* TO BE DONE
Where a line holds the word "ишлаб", copy that line.

═════ DATASET ROWS

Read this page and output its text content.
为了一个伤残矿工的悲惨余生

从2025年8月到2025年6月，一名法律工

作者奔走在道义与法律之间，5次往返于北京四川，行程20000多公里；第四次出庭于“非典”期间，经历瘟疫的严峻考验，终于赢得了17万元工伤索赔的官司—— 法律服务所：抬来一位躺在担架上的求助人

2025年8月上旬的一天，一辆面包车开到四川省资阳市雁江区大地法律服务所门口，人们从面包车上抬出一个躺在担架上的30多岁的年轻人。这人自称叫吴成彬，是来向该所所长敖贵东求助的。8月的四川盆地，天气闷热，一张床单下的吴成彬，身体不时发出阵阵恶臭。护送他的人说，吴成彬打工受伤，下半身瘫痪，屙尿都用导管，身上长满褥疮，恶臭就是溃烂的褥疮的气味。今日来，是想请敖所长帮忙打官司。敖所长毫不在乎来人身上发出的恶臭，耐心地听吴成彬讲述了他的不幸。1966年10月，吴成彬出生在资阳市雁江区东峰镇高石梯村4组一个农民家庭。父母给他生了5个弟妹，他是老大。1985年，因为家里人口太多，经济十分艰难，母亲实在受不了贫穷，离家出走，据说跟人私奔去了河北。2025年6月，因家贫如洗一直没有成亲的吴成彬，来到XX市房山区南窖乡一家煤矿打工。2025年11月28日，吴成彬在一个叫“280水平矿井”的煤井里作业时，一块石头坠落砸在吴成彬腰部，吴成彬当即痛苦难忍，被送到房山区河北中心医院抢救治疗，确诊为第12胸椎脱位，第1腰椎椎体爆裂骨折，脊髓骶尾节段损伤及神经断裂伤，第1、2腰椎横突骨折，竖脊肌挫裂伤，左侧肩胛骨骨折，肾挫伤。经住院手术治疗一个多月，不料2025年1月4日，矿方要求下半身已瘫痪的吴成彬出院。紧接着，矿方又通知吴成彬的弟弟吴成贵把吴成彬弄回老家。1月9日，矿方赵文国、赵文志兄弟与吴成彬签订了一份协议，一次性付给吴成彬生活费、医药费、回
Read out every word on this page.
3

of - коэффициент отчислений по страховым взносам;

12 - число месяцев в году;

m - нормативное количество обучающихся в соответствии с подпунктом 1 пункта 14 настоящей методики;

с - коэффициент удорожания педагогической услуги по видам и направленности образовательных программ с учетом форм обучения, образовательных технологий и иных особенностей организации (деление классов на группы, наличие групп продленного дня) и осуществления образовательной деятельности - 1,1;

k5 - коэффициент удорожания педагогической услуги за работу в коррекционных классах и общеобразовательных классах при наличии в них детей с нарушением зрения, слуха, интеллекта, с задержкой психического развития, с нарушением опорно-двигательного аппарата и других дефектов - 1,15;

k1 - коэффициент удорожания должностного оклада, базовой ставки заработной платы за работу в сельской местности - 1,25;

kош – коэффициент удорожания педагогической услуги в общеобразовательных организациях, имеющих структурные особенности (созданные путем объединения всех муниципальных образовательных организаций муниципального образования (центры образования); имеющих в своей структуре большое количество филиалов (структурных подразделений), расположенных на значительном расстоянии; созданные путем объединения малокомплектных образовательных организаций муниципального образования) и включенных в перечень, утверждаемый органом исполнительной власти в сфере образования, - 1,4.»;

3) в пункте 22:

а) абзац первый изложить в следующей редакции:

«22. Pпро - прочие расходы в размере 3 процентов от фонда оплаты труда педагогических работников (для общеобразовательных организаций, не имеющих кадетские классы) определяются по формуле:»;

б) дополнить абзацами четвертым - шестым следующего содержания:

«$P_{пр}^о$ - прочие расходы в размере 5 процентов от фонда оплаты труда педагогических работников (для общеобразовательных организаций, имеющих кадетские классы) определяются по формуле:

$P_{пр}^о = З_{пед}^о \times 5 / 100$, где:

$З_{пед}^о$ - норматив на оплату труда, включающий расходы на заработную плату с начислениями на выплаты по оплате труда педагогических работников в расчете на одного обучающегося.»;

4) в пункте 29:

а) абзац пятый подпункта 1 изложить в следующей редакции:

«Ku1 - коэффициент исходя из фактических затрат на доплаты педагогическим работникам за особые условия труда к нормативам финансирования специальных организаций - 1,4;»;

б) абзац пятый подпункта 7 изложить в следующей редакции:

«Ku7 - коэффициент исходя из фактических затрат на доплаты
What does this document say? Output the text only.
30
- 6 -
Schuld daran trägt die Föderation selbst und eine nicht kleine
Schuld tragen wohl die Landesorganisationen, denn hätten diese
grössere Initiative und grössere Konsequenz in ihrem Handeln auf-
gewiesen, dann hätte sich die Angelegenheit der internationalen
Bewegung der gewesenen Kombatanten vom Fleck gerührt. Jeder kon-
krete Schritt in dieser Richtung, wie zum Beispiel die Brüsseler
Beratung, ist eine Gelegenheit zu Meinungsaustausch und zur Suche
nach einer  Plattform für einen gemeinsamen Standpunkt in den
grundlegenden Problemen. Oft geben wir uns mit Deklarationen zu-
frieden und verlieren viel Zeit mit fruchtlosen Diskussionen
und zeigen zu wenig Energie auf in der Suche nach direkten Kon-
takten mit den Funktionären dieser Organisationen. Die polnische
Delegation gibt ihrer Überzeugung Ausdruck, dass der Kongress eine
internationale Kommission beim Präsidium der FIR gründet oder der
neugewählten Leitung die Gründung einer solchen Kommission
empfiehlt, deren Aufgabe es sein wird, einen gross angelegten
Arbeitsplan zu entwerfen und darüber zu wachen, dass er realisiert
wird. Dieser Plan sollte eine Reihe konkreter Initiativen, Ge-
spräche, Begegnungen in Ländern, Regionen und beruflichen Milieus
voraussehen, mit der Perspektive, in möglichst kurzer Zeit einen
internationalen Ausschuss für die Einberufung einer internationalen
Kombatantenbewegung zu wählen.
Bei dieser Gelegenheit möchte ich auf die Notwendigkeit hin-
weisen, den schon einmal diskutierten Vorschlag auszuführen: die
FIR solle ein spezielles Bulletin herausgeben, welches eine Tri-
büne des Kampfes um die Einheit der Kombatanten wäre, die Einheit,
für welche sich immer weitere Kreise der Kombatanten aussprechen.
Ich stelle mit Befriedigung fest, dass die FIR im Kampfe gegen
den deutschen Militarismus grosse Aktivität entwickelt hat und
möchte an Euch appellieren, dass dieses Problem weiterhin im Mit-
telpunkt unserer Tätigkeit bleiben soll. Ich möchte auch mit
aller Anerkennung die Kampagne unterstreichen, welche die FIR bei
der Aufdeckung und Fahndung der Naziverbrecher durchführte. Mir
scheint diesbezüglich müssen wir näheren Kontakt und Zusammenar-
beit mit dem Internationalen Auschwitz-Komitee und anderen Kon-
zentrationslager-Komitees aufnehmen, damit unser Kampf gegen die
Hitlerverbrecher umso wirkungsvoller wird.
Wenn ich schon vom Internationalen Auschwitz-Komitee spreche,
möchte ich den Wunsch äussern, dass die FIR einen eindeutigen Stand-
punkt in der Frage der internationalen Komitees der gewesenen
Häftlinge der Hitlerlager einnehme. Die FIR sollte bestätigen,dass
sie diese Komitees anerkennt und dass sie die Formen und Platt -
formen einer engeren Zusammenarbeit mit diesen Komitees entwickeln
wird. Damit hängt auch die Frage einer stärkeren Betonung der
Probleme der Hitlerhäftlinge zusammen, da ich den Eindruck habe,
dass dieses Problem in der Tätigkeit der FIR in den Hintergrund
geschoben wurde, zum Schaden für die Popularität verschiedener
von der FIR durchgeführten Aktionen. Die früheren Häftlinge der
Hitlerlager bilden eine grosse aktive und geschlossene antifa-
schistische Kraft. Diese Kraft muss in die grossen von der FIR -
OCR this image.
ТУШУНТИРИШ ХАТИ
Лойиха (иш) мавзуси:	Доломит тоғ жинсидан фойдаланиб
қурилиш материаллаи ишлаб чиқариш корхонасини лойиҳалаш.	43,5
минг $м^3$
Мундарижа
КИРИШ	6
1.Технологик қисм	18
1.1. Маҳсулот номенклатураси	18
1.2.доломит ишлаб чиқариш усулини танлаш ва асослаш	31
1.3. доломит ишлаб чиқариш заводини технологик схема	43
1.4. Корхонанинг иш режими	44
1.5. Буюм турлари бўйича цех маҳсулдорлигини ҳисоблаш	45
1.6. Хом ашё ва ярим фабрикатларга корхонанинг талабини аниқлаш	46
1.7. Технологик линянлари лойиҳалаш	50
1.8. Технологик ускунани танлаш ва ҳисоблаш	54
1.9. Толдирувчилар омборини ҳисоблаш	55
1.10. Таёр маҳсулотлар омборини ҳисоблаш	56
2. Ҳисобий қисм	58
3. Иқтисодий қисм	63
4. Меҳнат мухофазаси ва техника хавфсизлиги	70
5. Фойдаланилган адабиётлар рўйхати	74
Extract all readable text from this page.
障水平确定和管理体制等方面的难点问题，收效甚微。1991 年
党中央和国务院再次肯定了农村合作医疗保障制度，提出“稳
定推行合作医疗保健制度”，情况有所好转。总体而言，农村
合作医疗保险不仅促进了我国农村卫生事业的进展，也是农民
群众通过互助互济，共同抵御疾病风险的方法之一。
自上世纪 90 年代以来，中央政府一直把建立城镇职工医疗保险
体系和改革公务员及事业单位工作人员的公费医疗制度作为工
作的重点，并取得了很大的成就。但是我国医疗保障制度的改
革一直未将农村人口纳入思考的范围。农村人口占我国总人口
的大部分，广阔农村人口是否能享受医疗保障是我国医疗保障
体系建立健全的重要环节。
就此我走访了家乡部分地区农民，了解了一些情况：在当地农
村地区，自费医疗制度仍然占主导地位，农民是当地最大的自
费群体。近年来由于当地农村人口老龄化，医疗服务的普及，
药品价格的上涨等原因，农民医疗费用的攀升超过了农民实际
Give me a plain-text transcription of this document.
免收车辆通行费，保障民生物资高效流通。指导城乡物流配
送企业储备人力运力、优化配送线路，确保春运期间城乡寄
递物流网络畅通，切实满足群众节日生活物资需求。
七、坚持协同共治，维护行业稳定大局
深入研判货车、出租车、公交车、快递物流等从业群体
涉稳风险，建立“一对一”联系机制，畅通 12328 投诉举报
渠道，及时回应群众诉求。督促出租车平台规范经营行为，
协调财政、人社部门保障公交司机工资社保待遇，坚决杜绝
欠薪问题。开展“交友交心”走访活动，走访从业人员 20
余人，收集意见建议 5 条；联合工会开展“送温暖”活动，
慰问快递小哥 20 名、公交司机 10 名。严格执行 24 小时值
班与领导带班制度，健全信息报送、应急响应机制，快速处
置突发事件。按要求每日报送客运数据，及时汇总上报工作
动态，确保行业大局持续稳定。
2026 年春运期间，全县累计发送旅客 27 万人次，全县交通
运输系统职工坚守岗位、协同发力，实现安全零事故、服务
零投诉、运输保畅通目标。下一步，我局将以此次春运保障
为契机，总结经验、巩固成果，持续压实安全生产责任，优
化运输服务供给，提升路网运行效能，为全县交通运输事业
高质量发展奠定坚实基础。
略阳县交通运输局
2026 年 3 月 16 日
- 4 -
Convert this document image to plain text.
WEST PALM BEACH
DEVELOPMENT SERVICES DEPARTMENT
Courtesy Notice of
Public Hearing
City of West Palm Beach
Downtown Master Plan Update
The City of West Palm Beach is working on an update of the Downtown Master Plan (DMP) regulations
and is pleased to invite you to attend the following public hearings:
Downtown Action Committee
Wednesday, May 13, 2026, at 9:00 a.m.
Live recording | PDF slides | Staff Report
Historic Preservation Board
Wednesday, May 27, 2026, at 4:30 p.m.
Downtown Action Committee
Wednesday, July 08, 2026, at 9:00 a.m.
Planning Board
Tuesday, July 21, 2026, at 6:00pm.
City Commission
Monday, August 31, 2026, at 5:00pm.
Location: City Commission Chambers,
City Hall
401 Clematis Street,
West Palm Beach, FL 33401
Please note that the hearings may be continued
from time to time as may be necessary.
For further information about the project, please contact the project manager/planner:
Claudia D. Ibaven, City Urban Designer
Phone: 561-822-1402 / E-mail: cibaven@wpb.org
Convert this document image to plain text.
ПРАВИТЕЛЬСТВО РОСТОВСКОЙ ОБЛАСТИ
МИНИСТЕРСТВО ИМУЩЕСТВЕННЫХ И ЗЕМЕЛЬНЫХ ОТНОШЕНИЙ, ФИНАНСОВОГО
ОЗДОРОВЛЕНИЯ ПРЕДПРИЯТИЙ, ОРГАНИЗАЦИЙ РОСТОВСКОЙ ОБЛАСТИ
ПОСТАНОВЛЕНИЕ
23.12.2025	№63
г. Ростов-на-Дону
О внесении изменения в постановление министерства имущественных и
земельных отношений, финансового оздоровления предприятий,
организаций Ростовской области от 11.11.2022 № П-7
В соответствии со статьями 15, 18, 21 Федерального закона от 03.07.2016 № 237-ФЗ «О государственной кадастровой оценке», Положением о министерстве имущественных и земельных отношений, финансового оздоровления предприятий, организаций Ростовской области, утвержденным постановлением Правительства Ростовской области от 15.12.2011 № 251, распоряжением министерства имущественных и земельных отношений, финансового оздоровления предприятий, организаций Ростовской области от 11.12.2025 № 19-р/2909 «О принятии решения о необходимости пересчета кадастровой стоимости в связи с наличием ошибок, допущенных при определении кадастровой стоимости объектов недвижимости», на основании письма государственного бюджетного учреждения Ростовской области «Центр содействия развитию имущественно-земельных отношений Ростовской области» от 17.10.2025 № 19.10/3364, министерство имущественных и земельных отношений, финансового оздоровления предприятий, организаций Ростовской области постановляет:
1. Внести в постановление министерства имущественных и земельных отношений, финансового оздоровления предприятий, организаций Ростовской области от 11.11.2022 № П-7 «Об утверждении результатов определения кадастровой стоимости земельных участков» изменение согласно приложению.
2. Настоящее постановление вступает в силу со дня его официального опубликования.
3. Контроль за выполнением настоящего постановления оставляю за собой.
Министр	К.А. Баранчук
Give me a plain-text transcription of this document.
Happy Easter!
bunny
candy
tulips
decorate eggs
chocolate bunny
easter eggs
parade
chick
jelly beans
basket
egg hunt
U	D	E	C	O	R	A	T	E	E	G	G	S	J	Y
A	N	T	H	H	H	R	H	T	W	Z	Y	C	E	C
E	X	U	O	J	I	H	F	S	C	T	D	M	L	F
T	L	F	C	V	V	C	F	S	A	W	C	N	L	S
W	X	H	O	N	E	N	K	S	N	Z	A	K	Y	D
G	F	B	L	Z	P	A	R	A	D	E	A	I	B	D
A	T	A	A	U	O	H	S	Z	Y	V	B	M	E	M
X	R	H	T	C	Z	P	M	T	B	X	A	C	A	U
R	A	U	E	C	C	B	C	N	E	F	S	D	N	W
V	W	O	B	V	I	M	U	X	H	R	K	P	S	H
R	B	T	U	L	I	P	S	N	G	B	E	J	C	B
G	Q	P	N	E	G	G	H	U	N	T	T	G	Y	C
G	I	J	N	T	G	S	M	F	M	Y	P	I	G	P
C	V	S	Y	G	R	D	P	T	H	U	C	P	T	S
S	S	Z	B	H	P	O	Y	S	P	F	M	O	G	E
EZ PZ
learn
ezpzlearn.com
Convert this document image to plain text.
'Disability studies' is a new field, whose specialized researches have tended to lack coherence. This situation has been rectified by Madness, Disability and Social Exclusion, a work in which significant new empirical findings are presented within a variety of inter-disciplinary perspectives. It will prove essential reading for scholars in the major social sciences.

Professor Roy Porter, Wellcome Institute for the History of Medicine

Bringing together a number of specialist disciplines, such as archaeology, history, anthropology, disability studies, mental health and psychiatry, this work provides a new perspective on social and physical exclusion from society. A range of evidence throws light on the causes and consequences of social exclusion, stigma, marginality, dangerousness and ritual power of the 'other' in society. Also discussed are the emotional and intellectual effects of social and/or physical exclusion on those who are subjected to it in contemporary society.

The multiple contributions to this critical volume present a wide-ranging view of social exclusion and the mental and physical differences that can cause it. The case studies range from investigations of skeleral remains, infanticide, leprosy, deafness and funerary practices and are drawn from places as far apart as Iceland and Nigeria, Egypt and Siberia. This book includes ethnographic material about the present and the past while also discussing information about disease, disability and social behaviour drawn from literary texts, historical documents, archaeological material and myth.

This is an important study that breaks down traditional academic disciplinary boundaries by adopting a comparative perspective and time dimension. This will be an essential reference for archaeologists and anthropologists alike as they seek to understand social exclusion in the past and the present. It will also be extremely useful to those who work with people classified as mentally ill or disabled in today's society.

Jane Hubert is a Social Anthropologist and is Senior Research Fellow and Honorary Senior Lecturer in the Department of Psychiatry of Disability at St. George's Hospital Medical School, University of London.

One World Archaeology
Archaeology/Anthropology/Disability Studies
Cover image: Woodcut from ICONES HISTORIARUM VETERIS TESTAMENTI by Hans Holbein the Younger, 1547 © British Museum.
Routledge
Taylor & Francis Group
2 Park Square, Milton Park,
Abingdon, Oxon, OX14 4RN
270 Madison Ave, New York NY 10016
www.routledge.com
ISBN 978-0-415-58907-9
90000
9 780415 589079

══════════

* REPLY
қурилиш материаллаи ишлаб чиқариш корхонасини лойиҳалаш.	43,5
1.2.доломит ишлаб чиқариш усулини танлаш ва асослаш	31
1.3. доломит ишлаб чиқариш заводини технологик схема	43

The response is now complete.